**Set exercise:**
Set down all of the entries word for word, omitting the images they contain.

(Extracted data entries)
────

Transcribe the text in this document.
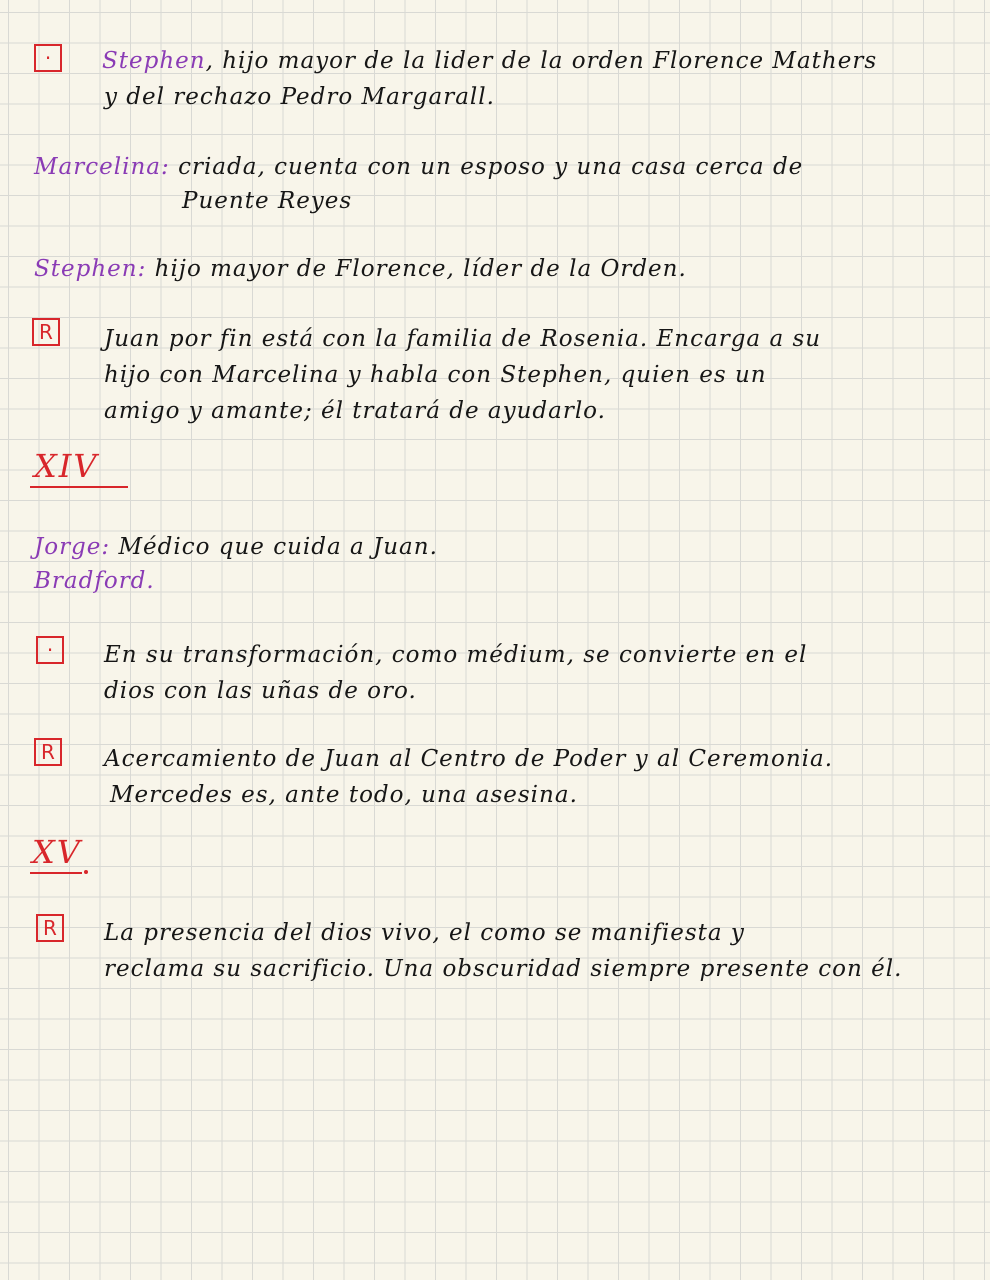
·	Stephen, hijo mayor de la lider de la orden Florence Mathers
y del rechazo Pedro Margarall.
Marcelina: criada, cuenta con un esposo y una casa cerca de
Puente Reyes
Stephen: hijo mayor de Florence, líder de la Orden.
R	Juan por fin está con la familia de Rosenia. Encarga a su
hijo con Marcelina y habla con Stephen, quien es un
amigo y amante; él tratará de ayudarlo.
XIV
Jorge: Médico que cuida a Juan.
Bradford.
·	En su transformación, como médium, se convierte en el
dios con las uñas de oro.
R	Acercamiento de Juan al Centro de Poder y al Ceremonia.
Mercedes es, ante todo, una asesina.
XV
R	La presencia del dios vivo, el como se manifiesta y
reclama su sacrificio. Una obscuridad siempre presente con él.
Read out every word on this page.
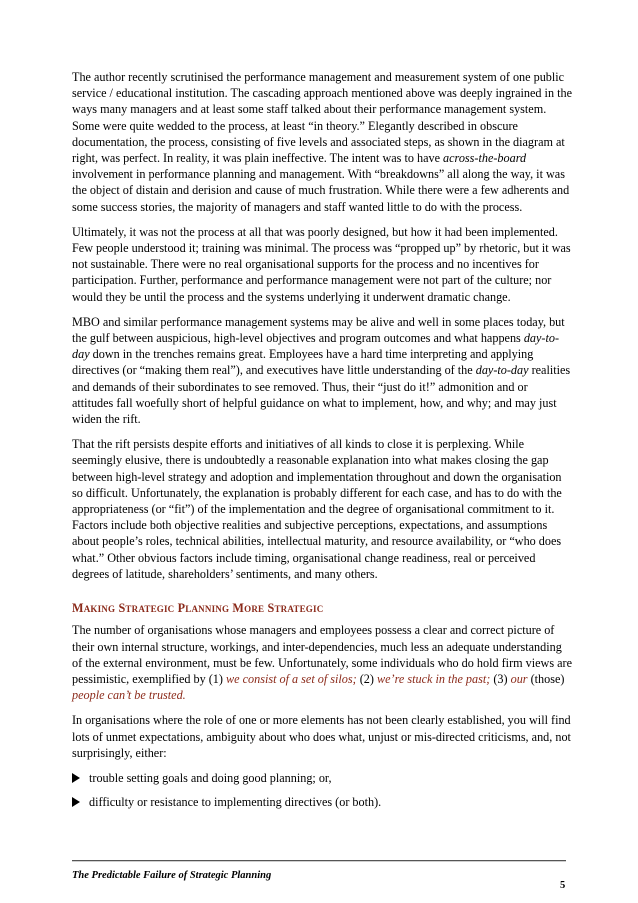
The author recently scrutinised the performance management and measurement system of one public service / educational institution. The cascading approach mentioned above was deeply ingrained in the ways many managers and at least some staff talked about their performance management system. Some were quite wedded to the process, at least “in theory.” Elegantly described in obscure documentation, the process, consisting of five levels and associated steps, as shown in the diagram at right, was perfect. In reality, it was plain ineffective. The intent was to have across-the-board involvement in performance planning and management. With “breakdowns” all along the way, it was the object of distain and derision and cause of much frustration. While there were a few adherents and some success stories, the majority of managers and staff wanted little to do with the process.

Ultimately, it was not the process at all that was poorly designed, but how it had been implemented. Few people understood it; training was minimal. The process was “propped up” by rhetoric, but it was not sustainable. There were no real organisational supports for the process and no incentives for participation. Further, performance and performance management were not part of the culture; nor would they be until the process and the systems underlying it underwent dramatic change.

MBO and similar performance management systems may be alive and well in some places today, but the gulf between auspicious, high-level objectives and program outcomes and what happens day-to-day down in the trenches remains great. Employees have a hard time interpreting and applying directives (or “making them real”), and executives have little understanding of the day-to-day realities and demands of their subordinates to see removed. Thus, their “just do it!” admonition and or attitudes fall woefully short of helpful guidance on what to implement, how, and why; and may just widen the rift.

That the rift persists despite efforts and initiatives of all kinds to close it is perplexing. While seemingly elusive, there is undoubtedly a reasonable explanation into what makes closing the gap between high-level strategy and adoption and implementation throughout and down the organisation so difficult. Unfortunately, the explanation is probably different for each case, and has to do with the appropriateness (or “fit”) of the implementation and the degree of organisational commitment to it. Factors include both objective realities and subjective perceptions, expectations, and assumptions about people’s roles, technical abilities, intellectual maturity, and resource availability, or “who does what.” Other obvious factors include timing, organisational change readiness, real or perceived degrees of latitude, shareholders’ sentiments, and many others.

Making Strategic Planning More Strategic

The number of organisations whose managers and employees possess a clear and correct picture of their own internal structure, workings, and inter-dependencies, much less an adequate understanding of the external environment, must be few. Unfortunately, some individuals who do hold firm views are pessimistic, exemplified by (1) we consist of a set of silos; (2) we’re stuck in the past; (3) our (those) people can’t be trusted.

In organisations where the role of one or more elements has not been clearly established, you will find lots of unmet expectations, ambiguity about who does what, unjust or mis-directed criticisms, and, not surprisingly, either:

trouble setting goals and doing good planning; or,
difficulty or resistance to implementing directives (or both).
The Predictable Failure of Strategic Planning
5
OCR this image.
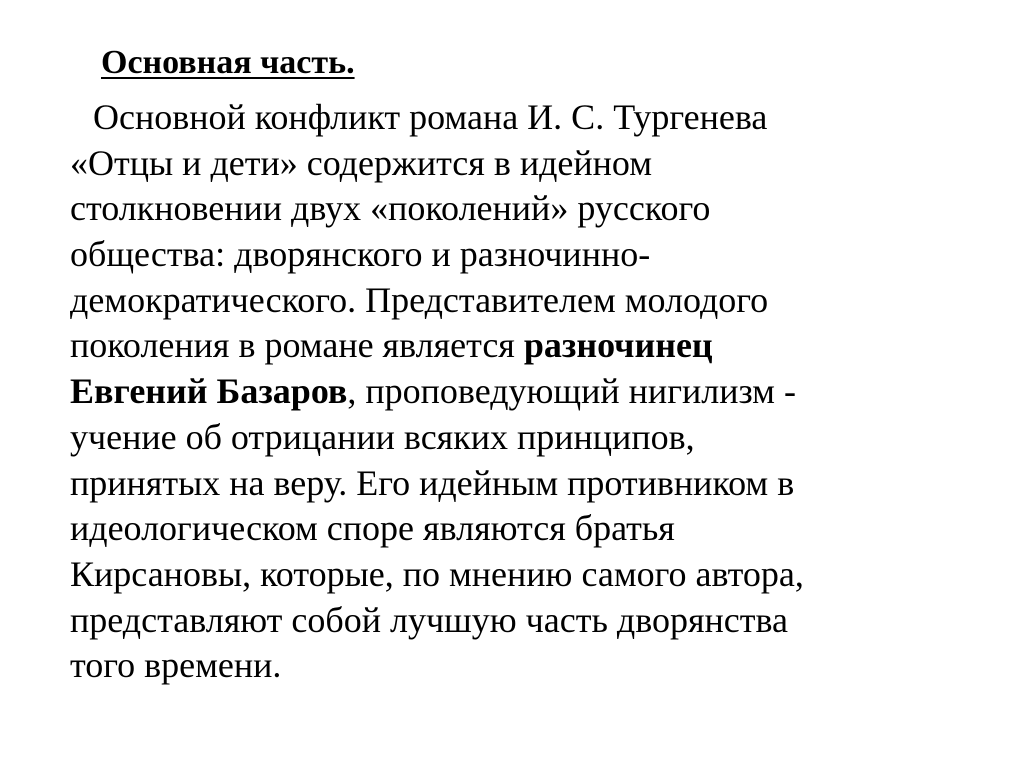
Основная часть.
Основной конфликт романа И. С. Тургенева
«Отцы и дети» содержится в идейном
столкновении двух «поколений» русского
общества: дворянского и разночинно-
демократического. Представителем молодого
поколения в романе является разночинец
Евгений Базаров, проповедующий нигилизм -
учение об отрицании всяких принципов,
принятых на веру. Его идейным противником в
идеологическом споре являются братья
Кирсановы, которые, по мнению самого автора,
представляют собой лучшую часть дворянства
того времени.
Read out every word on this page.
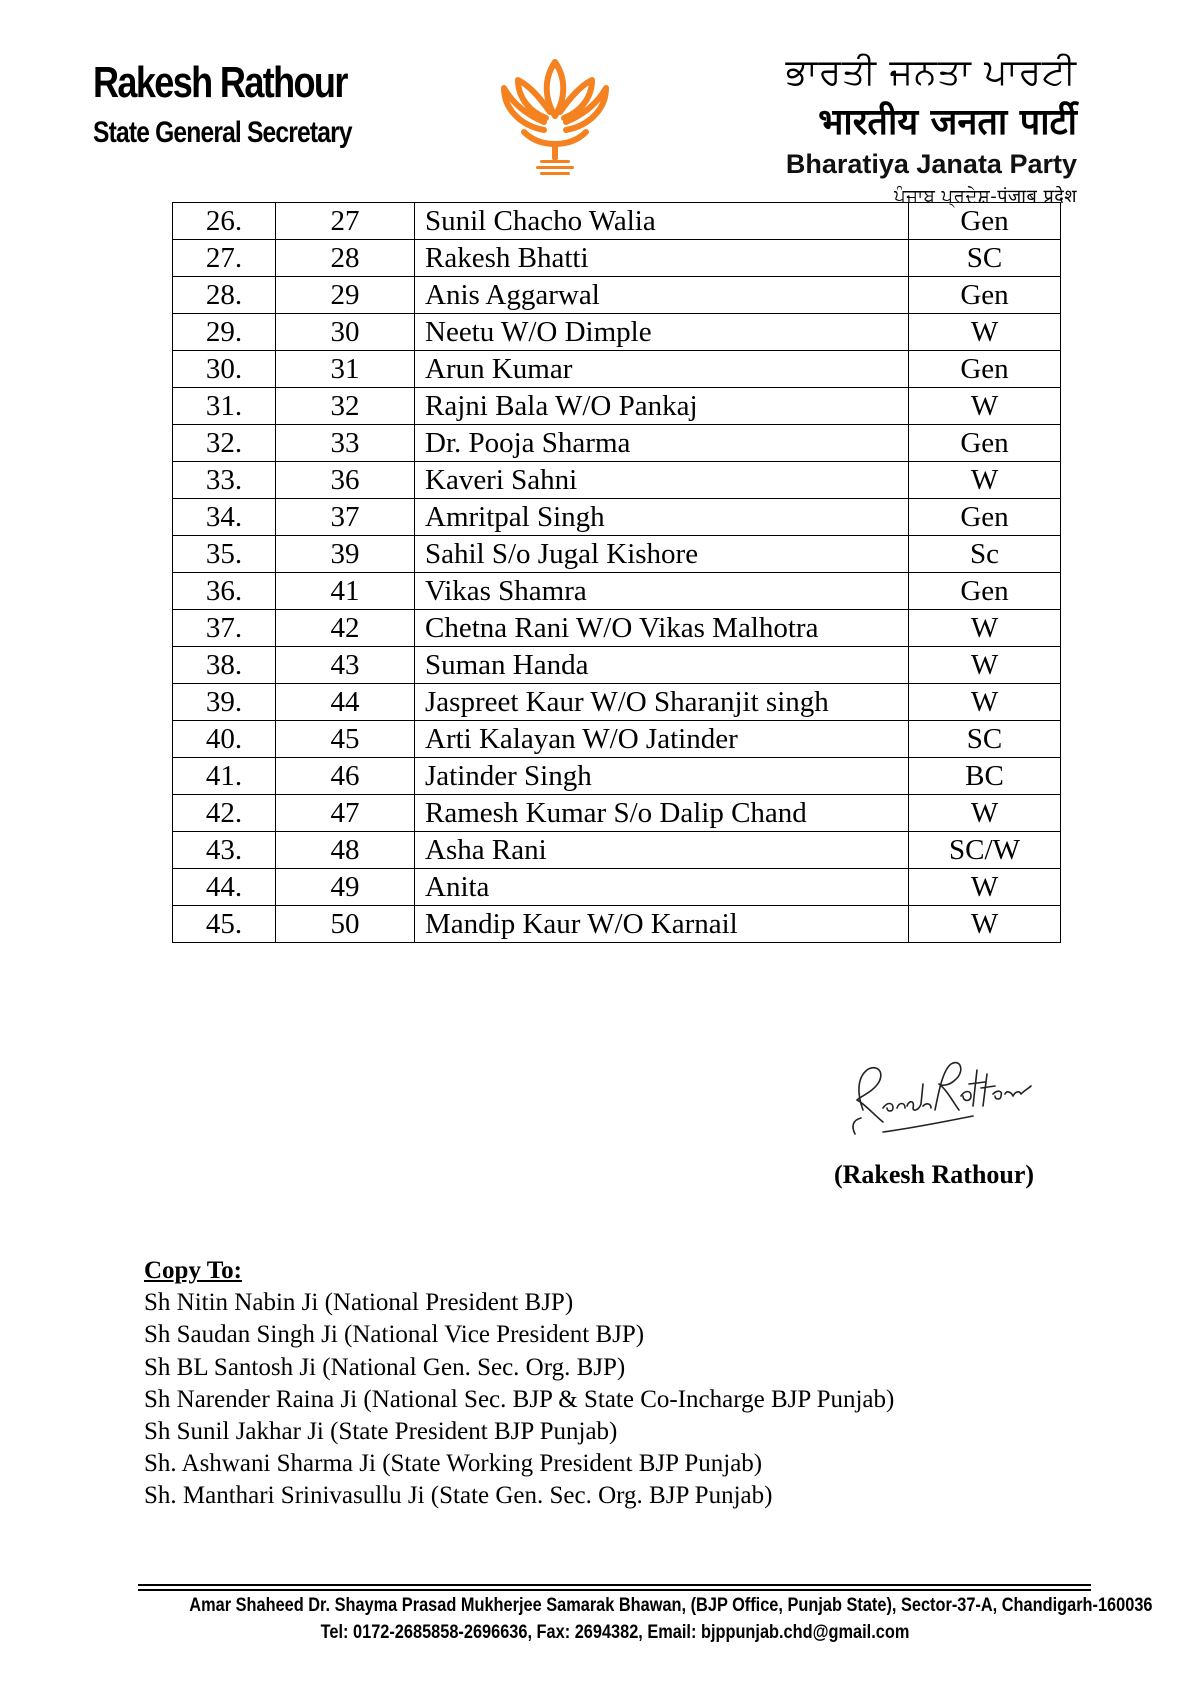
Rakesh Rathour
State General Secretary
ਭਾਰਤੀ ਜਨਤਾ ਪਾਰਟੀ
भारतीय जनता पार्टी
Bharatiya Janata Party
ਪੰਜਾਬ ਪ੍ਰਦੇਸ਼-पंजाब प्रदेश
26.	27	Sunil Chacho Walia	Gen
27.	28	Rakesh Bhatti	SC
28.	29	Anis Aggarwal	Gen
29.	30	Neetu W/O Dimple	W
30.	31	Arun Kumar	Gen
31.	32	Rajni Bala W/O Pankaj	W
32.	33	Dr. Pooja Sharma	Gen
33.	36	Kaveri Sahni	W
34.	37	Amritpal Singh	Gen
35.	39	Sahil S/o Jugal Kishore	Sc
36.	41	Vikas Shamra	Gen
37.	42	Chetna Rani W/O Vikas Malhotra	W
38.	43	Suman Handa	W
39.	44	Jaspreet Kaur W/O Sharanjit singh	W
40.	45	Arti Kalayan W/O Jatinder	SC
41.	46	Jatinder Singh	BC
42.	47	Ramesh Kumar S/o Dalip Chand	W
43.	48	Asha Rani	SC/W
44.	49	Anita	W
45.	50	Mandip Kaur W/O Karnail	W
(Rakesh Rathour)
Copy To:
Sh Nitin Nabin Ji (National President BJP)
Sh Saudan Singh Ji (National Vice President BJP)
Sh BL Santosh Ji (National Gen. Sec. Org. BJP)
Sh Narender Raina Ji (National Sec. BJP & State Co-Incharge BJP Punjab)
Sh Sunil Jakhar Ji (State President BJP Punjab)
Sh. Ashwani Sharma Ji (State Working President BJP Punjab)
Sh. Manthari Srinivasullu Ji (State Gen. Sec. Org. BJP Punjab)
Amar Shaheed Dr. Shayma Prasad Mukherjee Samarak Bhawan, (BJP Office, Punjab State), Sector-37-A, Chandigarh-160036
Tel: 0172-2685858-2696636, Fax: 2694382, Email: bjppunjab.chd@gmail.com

────

**Response to this exercise:**
Transcribe the text in this document.
·	Stephen, hijo mayor de la lider de la orden Florence Mathers
y del rechazo Pedro Margarall.
Marcelina: criada, cuenta con un esposo y una casa cerca de
Puente Reyes
Stephen: hijo mayor de Florence, líder de la Orden.
R	Juan por fin está con la familia de Rosenia. Encarga a su
hijo con Marcelina y habla con Stephen, quien es un
amigo y amante; él tratará de ayudarlo.
XIV
Jorge: Médico que cuida a Juan.
Bradford.
·	En su transformación, como médium, se convierte en el
dios con las uñas de oro.
R	Acercamiento de Juan al Centro de Poder y al Ceremonia.
Mercedes es, ante todo, una asesina.
XV
R	La presencia del dios vivo, el como se manifiesta y
reclama su sacrificio. Una obscuridad siempre presente con él.
Read out every word on this page.
The author recently scrutinised the performance management and measurement system of one public service / educational institution. The cascading approach mentioned above was deeply ingrained in the ways many managers and at least some staff talked about their performance management system. Some were quite wedded to the process, at least “in theory.” Elegantly described in obscure documentation, the process, consisting of five levels and associated steps, as shown in the diagram at right, was perfect. In reality, it was plain ineffective. The intent was to have across-the-board involvement in performance planning and management. With “breakdowns” all along the way, it was the object of distain and derision and cause of much frustration. While there were a few adherents and some success stories, the majority of managers and staff wanted little to do with the process.

Ultimately, it was not the process at all that was poorly designed, but how it had been implemented. Few people understood it; training was minimal. The process was “propped up” by rhetoric, but it was not sustainable. There were no real organisational supports for the process and no incentives for participation. Further, performance and performance management were not part of the culture; nor would they be until the process and the systems underlying it underwent dramatic change.

MBO and similar performance management systems may be alive and well in some places today, but the gulf between auspicious, high-level objectives and program outcomes and what happens day-to-day down in the trenches remains great. Employees have a hard time interpreting and applying directives (or “making them real”), and executives have little understanding of the day-to-day realities and demands of their subordinates to see removed. Thus, their “just do it!” admonition and or attitudes fall woefully short of helpful guidance on what to implement, how, and why; and may just widen the rift.

That the rift persists despite efforts and initiatives of all kinds to close it is perplexing. While seemingly elusive, there is undoubtedly a reasonable explanation into what makes closing the gap between high-level strategy and adoption and implementation throughout and down the organisation so difficult. Unfortunately, the explanation is probably different for each case, and has to do with the appropriateness (or “fit”) of the implementation and the degree of organisational commitment to it. Factors include both objective realities and subjective perceptions, expectations, and assumptions about people’s roles, technical abilities, intellectual maturity, and resource availability, or “who does what.” Other obvious factors include timing, organisational change readiness, real or perceived degrees of latitude, shareholders’ sentiments, and many others.

Making Strategic Planning More Strategic

The number of organisations whose managers and employees possess a clear and correct picture of their own internal structure, workings, and inter-dependencies, much less an adequate understanding of the external environment, must be few. Unfortunately, some individuals who do hold firm views are pessimistic, exemplified by (1) we consist of a set of silos; (2) we’re stuck in the past; (3) our (those) people can’t be trusted.

In organisations where the role of one or more elements has not been clearly established, you will find lots of unmet expectations, ambiguity about who does what, unjust or mis-directed criticisms, and, not surprisingly, either:

trouble setting goals and doing good planning; or,
difficulty or resistance to implementing directives (or both).
The Predictable Failure of Strategic Planning
5
OCR this image.
Основная часть.
Основной конфликт романа И. С. Тургенева
«Отцы и дети» содержится в идейном
столкновении двух «поколений» русского
общества: дворянского и разночинно-
демократического. Представителем молодого
поколения в романе является разночинец
Евгений Базаров, проповедующий нигилизм -
учение об отрицании всяких принципов,
принятых на веру. Его идейным противником в
идеологическом споре являются братья
Кирсановы, которые, по мнению самого автора,
представляют собой лучшую часть дворянства
того времени.
Read out every word on this page.
Rakesh Rathour
State General Secretary
ਭਾਰਤੀ ਜਨਤਾ ਪਾਰਟੀ
भारतीय जनता पार्टी
Bharatiya Janata Party
ਪੰਜਾਬ ਪ੍ਰਦੇਸ਼-पंजाब प्रदेश
26.	27	Sunil Chacho Walia	Gen
27.	28	Rakesh Bhatti	SC
28.	29	Anis Aggarwal	Gen
29.	30	Neetu W/O Dimple	W
30.	31	Arun Kumar	Gen
31.	32	Rajni Bala W/O Pankaj	W
32.	33	Dr. Pooja Sharma	Gen
33.	36	Kaveri Sahni	W
34.	37	Amritpal Singh	Gen
35.	39	Sahil S/o Jugal Kishore	Sc
36.	41	Vikas Shamra	Gen
37.	42	Chetna Rani W/O Vikas Malhotra	W
38.	43	Suman Handa	W
39.	44	Jaspreet Kaur W/O Sharanjit singh	W
40.	45	Arti Kalayan W/O Jatinder	SC
41.	46	Jatinder Singh	BC
42.	47	Ramesh Kumar S/o Dalip Chand	W
43.	48	Asha Rani	SC/W
44.	49	Anita	W
45.	50	Mandip Kaur W/O Karnail	W
(Rakesh Rathour)
Copy To:
Sh Nitin Nabin Ji (National President BJP)
Sh Saudan Singh Ji (National Vice President BJP)
Sh BL Santosh Ji (National Gen. Sec. Org. BJP)
Sh Narender Raina Ji (National Sec. BJP & State Co-Incharge BJP Punjab)
Sh Sunil Jakhar Ji (State President BJP Punjab)
Sh. Ashwani Sharma Ji (State Working President BJP Punjab)
Sh. Manthari Srinivasullu Ji (State Gen. Sec. Org. BJP Punjab)
Amar Shaheed Dr. Shayma Prasad Mukherjee Samarak Bhawan, (BJP Office, Punjab State), Sector-37-A, Chandigarh-160036
Tel: 0172-2685858-2696636, Fax: 2694382, Email: bjppunjab.chd@gmail.com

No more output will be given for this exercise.